**Dataset extract**:
┌──
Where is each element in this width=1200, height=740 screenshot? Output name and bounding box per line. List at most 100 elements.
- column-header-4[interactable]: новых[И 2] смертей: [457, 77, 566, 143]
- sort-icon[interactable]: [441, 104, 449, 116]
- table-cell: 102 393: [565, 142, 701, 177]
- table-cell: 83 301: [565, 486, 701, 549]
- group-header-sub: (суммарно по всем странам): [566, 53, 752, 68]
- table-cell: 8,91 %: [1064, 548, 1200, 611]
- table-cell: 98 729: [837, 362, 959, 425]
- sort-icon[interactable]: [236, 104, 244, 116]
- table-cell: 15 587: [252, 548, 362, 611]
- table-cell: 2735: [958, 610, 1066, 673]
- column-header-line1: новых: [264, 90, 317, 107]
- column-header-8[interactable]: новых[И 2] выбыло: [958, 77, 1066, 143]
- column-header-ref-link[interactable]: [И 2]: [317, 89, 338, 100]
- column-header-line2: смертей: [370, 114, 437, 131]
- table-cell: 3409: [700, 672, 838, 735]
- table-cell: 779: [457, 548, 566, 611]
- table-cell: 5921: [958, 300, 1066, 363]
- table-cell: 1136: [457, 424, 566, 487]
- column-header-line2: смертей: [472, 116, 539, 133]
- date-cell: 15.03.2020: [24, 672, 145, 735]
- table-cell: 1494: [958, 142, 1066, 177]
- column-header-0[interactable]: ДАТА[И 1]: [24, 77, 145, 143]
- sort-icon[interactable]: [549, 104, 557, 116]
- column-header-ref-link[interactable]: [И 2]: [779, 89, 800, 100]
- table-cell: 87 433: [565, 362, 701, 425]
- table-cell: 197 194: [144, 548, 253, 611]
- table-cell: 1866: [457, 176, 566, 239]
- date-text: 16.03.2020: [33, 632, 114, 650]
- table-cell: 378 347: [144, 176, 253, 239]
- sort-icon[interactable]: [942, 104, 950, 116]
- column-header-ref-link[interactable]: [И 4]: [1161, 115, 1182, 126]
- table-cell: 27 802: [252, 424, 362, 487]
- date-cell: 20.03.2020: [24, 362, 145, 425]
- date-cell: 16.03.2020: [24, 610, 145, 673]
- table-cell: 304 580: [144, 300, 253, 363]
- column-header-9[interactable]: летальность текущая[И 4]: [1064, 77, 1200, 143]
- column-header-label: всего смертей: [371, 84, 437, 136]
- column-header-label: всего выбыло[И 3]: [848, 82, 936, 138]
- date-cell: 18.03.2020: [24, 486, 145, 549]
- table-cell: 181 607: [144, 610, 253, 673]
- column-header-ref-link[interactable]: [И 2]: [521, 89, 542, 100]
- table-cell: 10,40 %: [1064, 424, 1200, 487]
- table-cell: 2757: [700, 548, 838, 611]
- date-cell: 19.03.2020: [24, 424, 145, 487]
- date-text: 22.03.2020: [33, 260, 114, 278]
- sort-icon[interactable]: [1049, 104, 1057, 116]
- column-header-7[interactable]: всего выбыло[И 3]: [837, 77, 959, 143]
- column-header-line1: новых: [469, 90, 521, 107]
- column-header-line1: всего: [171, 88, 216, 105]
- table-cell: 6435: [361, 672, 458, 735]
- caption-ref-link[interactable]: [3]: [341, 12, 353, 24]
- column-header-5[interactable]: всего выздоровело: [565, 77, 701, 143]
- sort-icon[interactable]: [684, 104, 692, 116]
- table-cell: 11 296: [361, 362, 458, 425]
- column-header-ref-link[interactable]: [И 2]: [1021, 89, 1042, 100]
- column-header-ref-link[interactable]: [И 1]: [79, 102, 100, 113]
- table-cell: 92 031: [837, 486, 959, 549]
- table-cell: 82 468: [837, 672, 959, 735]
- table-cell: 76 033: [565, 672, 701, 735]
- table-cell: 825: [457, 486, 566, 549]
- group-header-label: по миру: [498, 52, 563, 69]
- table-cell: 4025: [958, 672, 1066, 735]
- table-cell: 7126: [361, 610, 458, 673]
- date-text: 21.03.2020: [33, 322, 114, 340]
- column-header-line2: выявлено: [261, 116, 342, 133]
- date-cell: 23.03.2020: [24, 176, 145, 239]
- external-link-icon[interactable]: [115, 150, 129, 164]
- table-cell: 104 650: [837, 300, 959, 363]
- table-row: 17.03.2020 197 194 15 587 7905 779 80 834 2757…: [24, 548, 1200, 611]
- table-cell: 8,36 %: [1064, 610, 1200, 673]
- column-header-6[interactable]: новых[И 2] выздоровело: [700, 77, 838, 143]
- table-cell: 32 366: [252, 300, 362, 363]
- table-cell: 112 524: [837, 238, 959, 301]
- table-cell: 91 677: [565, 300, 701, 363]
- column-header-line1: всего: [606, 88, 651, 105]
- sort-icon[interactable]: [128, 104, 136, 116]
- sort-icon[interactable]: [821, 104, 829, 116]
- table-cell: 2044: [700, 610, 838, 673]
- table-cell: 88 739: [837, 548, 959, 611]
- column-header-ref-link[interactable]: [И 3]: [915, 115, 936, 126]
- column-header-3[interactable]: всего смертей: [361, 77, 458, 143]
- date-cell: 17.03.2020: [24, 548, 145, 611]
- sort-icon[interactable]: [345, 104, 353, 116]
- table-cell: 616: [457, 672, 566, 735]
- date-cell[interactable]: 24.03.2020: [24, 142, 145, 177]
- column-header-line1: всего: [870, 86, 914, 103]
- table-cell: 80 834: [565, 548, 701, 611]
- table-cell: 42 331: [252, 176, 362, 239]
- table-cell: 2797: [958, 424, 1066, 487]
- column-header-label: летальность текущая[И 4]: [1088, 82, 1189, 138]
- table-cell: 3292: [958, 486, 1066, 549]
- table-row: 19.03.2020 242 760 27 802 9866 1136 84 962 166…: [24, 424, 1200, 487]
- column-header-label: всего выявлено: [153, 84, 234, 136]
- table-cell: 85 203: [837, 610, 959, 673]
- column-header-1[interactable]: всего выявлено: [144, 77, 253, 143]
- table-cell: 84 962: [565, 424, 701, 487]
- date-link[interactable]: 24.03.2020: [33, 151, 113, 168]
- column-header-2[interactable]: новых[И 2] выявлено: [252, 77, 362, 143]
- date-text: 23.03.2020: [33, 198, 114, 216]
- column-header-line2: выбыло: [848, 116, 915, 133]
└──
Rewrite the listing above with every "sort-icon" changed to "sort-arrow" and nothing else altered.

**The completed task**:
Where is each element in this width=1200, height=740 screenshot? Output name and bounding box per line. List at most 100 elements.
- column-header-4[interactable]: новых[И 2] смертей: [457, 77, 566, 143]
- sort-arrow[interactable]: [441, 104, 449, 116]
- table-cell: 102 393: [565, 142, 701, 177]
- table-cell: 83 301: [565, 486, 701, 549]
- group-header-sub: (суммарно по всем странам): [566, 53, 752, 68]
- table-cell: 8,91 %: [1064, 548, 1200, 611]
- table-cell: 98 729: [837, 362, 959, 425]
- sort-arrow[interactable]: [236, 104, 244, 116]
- table-cell: 15 587: [252, 548, 362, 611]
- table-cell: 2735: [958, 610, 1066, 673]
- column-header-line1: новых: [264, 90, 317, 107]
- column-header-8[interactable]: новых[И 2] выбыло: [958, 77, 1066, 143]
- column-header-ref-link[interactable]: [И 2]: [317, 89, 338, 100]
- column-header-line2: смертей: [370, 114, 437, 131]
- table-cell: 3409: [700, 672, 838, 735]
- table-cell: 779: [457, 548, 566, 611]
- table-cell: 5921: [958, 300, 1066, 363]
- table-cell: 1136: [457, 424, 566, 487]
- column-header-line2: смертей: [472, 116, 539, 133]
- date-cell: 15.03.2020: [24, 672, 145, 735]
- table-cell: 1494: [958, 142, 1066, 177]
- column-header-0[interactable]: ДАТА[И 1]: [24, 77, 145, 143]
- sort-arrow[interactable]: [549, 104, 557, 116]
- column-header-ref-link[interactable]: [И 2]: [779, 89, 800, 100]
- table-cell: 87 433: [565, 362, 701, 425]
- table-cell: 197 194: [144, 548, 253, 611]
- table-cell: 1866: [457, 176, 566, 239]
- date-text: 16.03.2020: [33, 632, 114, 650]
- table-cell: 378 347: [144, 176, 253, 239]
- sort-arrow[interactable]: [942, 104, 950, 116]
- column-header-ref-link[interactable]: [И 4]: [1161, 115, 1182, 126]
- table-cell: 27 802: [252, 424, 362, 487]
- date-cell: 20.03.2020: [24, 362, 145, 425]
- date-cell: 16.03.2020: [24, 610, 145, 673]
- table-cell: 304 580: [144, 300, 253, 363]
- column-header-9[interactable]: летальность текущая[И 4]: [1064, 77, 1200, 143]
- column-header-label: всего смертей: [371, 84, 437, 136]
- column-header-label: всего выбыло[И 3]: [848, 82, 936, 138]
- date-cell: 18.03.2020: [24, 486, 145, 549]
- table-cell: 181 607: [144, 610, 253, 673]
- column-header-ref-link[interactable]: [И 2]: [521, 89, 542, 100]
- table-cell: 10,40 %: [1064, 424, 1200, 487]
- table-cell: 2757: [700, 548, 838, 611]
- date-cell: 19.03.2020: [24, 424, 145, 487]
- date-text: 22.03.2020: [33, 260, 114, 278]
- sort-arrow[interactable]: [1049, 104, 1057, 116]
- column-header-7[interactable]: всего выбыло[И 3]: [837, 77, 959, 143]
- column-header-line1: новых: [469, 90, 521, 107]
- column-header-line1: всего: [171, 88, 216, 105]
- table-cell: 6435: [361, 672, 458, 735]
- caption-ref-link[interactable]: [3]: [341, 12, 353, 24]
- column-header-5[interactable]: всего выздоровело: [565, 77, 701, 143]
- sort-arrow[interactable]: [684, 104, 692, 116]
- table-cell: 11 296: [361, 362, 458, 425]
- column-header-ref-link[interactable]: [И 2]: [1021, 89, 1042, 100]
- column-header-ref-link[interactable]: [И 1]: [79, 102, 100, 113]
- table-cell: 92 031: [837, 486, 959, 549]
- table-cell: 82 468: [837, 672, 959, 735]
- table-cell: 76 033: [565, 672, 701, 735]
- table-cell: 825: [457, 486, 566, 549]
- group-header-label: по миру: [498, 52, 563, 69]
- table-cell: 4025: [958, 672, 1066, 735]
- table-cell: 7126: [361, 610, 458, 673]
- date-text: 21.03.2020: [33, 322, 114, 340]
- column-header-line2: выявлено: [261, 116, 342, 133]
- date-cell: 23.03.2020: [24, 176, 145, 239]
- external-link-icon[interactable]: [115, 150, 129, 164]
- table-cell: 104 650: [837, 300, 959, 363]
- table-row: 17.03.2020 197 194 15 587 7905 779 80 834 2757…: [24, 548, 1200, 611]
- table-cell: 8,36 %: [1064, 610, 1200, 673]
- column-header-6[interactable]: новых[И 2] выздоровело: [700, 77, 838, 143]
- table-cell: 32 366: [252, 300, 362, 363]
- table-cell: 112 524: [837, 238, 959, 301]
- table-cell: 91 677: [565, 300, 701, 363]
- column-header-line1: всего: [606, 88, 651, 105]
- sort-arrow[interactable]: [128, 104, 136, 116]
- sort-arrow[interactable]: [821, 104, 829, 116]
- table-cell: 2044: [700, 610, 838, 673]
- table-cell: 88 739: [837, 548, 959, 611]
- column-header-ref-link[interactable]: [И 3]: [915, 115, 936, 126]
- column-header-3[interactable]: всего смертей: [361, 77, 458, 143]
- date-cell: 17.03.2020: [24, 548, 145, 611]
- sort-arrow[interactable]: [345, 104, 353, 116]
- table-cell: 616: [457, 672, 566, 735]
- date-cell[interactable]: 24.03.2020: [24, 142, 145, 177]
- column-header-line1: всего: [870, 86, 914, 103]
- table-cell: 80 834: [565, 548, 701, 611]
- table-cell: 42 331: [252, 176, 362, 239]
- table-cell: 2797: [958, 424, 1066, 487]
- column-header-label: летальность текущая[И 4]: [1088, 82, 1189, 138]
- table-cell: 3292: [958, 486, 1066, 549]
- table-row: 19.03.2020 242 760 27 802 9866 1136 84 962 166…: [24, 424, 1200, 487]
- column-header-label: всего выявлено: [153, 84, 234, 136]
- table-cell: 85 203: [837, 610, 959, 673]
- column-header-1[interactable]: всего выявлено: [144, 77, 253, 143]
- table-cell: 84 962: [565, 424, 701, 487]
- date-link[interactable]: 24.03.2020: [33, 151, 113, 168]
- column-header-2[interactable]: новых[И 2] выявлено: [252, 77, 362, 143]
- date-text: 23.03.2020: [33, 198, 114, 216]
- column-header-line2: выбыло: [848, 116, 915, 133]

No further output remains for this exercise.